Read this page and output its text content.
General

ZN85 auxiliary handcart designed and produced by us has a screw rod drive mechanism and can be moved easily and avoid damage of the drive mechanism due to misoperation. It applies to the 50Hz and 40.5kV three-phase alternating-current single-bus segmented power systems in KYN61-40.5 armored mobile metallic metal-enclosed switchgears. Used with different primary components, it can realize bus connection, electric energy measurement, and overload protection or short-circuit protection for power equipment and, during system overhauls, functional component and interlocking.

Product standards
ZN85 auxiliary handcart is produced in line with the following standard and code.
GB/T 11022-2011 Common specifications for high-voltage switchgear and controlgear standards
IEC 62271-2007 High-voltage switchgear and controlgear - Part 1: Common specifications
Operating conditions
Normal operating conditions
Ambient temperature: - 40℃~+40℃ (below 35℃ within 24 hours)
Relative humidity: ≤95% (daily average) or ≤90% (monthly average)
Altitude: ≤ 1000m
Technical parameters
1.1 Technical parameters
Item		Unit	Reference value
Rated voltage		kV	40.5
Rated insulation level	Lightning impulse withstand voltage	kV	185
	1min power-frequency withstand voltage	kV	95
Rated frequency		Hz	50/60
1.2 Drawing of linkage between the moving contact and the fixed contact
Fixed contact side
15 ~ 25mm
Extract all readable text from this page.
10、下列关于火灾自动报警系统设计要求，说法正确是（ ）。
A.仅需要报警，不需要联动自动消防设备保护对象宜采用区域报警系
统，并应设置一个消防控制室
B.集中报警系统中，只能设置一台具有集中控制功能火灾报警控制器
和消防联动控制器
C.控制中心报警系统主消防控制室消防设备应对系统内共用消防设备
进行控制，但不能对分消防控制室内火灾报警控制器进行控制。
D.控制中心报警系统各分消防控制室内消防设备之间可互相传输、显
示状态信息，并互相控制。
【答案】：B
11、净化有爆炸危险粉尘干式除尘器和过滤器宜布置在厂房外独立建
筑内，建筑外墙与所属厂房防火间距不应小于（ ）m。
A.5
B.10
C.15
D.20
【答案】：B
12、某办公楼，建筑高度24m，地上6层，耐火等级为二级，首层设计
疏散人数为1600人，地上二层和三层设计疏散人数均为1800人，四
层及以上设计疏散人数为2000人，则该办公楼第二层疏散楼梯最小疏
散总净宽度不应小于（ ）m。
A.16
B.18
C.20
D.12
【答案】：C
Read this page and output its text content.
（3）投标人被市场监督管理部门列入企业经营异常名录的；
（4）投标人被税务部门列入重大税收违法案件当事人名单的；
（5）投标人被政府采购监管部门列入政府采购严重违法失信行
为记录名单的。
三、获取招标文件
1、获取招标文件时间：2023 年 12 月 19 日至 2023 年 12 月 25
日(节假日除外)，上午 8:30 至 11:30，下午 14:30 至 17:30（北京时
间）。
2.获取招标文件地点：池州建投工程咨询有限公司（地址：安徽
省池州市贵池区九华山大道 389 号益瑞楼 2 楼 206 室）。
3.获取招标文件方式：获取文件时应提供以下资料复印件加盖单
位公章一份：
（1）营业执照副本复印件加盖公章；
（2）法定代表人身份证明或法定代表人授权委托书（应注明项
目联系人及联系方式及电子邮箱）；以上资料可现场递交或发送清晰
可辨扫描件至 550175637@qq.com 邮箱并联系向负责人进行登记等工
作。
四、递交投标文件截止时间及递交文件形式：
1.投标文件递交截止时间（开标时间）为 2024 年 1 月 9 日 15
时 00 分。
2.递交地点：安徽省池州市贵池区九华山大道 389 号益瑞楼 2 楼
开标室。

* * *

§ **The exercise**
Nothing should be changed: write out all of the data as is.

§ **Full response**
Read this page and output its text content.
General

ZN85 auxiliary handcart designed and produced by us has a screw rod drive mechanism and can be moved easily and avoid damage of the drive mechanism due to misoperation. It applies to the 50Hz and 40.5kV three-phase alternating-current single-bus segmented power systems in KYN61-40.5 armored mobile metallic metal-enclosed switchgears. Used with different primary components, it can realize bus connection, electric energy measurement, and overload protection or short-circuit protection for power equipment and, during system overhauls, functional component and interlocking.

Product standards
ZN85 auxiliary handcart is produced in line with the following standard and code.
GB/T 11022-2011 Common specifications for high-voltage switchgear and controlgear standards
IEC 62271-2007 High-voltage switchgear and controlgear - Part 1: Common specifications
Operating conditions
Normal operating conditions
Ambient temperature: - 40℃~+40℃ (below 35℃ within 24 hours)
Relative humidity: ≤95% (daily average) or ≤90% (monthly average)
Altitude: ≤ 1000m
Technical parameters
1.1 Technical parameters
Item		Unit	Reference value
Rated voltage		kV	40.5
Rated insulation level	Lightning impulse withstand voltage	kV	185
	1min power-frequency withstand voltage	kV	95
Rated frequency		Hz	50/60
1.2 Drawing of linkage between the moving contact and the fixed contact
Fixed contact side
15 ~ 25mm
Extract all readable text from this page.
10、下列关于火灾自动报警系统设计要求，说法正确是（ ）。
A.仅需要报警，不需要联动自动消防设备保护对象宜采用区域报警系
统，并应设置一个消防控制室
B.集中报警系统中，只能设置一台具有集中控制功能火灾报警控制器
和消防联动控制器
C.控制中心报警系统主消防控制室消防设备应对系统内共用消防设备
进行控制，但不能对分消防控制室内火灾报警控制器进行控制。
D.控制中心报警系统各分消防控制室内消防设备之间可互相传输、显
示状态信息，并互相控制。
【答案】：B
11、净化有爆炸危险粉尘干式除尘器和过滤器宜布置在厂房外独立建
筑内，建筑外墙与所属厂房防火间距不应小于（ ）m。
A.5
B.10
C.15
D.20
【答案】：B
12、某办公楼，建筑高度24m，地上6层，耐火等级为二级，首层设计
疏散人数为1600人，地上二层和三层设计疏散人数均为1800人，四
层及以上设计疏散人数为2000人，则该办公楼第二层疏散楼梯最小疏
散总净宽度不应小于（ ）m。
A.16
B.18
C.20
D.12
【答案】：C
Read this page and output its text content.
（3）投标人被市场监督管理部门列入企业经营异常名录的；
（4）投标人被税务部门列入重大税收违法案件当事人名单的；
（5）投标人被政府采购监管部门列入政府采购严重违法失信行
为记录名单的。
三、获取招标文件
1、获取招标文件时间：2023 年 12 月 19 日至 2023 年 12 月 25
日(节假日除外)，上午 8:30 至 11:30，下午 14:30 至 17:30（北京时
间）。
2.获取招标文件地点：池州建投工程咨询有限公司（地址：安徽
省池州市贵池区九华山大道 389 号益瑞楼 2 楼 206 室）。
3.获取招标文件方式：获取文件时应提供以下资料复印件加盖单
位公章一份：
（1）营业执照副本复印件加盖公章；
（2）法定代表人身份证明或法定代表人授权委托书（应注明项
目联系人及联系方式及电子邮箱）；以上资料可现场递交或发送清晰
可辨扫描件至 550175637@qq.com 邮箱并联系向负责人进行登记等工
作。
四、递交投标文件截止时间及递交文件形式：
1.投标文件递交截止时间（开标时间）为 2024 年 1 月 9 日 15
时 00 分。
2.递交地点：安徽省池州市贵池区九华山大道 389 号益瑞楼 2 楼
开标室。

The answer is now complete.